____ DATA IN THIS EXERCISE

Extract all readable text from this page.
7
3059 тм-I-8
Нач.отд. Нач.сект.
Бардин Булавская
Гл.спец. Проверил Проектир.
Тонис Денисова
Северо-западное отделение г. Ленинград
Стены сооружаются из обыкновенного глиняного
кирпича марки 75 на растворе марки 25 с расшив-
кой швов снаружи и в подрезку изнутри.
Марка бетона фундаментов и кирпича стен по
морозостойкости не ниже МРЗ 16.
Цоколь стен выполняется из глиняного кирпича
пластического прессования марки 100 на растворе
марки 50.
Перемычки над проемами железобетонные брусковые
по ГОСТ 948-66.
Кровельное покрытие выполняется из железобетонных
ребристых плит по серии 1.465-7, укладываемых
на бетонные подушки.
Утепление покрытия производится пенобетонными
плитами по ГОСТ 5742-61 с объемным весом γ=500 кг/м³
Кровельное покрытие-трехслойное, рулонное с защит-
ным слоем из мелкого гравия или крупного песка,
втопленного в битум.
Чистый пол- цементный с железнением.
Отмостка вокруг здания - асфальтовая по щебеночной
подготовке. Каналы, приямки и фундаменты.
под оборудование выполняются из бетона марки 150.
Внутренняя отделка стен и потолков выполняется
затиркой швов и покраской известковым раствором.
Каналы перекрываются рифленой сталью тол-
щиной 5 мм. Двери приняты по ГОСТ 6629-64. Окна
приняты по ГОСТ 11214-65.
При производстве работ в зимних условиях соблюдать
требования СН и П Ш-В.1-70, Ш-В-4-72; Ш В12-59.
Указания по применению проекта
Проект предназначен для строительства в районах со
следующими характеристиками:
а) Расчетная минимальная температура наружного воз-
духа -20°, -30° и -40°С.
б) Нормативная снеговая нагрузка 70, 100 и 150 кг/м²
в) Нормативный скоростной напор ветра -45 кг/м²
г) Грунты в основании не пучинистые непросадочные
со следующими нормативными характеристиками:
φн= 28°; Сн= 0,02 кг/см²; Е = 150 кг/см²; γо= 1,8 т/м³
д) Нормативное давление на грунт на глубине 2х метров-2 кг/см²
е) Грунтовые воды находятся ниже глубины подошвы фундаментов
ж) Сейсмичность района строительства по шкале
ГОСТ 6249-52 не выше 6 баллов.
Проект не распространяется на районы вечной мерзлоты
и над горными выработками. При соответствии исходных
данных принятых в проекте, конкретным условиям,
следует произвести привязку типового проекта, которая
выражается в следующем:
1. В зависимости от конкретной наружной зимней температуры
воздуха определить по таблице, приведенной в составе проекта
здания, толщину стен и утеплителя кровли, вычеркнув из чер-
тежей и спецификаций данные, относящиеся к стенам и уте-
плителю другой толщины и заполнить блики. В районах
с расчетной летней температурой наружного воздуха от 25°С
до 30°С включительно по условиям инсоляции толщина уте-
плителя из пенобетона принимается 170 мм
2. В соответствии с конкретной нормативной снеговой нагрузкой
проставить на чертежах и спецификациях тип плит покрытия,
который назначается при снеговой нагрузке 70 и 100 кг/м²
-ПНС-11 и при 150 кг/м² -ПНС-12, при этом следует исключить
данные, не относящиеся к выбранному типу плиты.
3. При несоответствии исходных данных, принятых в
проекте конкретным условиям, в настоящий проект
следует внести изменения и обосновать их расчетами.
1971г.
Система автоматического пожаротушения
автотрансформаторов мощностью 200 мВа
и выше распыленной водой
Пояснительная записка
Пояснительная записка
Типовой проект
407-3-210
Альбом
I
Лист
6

________

◆ DO THIS: State the count of lines above containing the string "швов", and add nothing to it.

◆ REPLY TO THE TASK: 2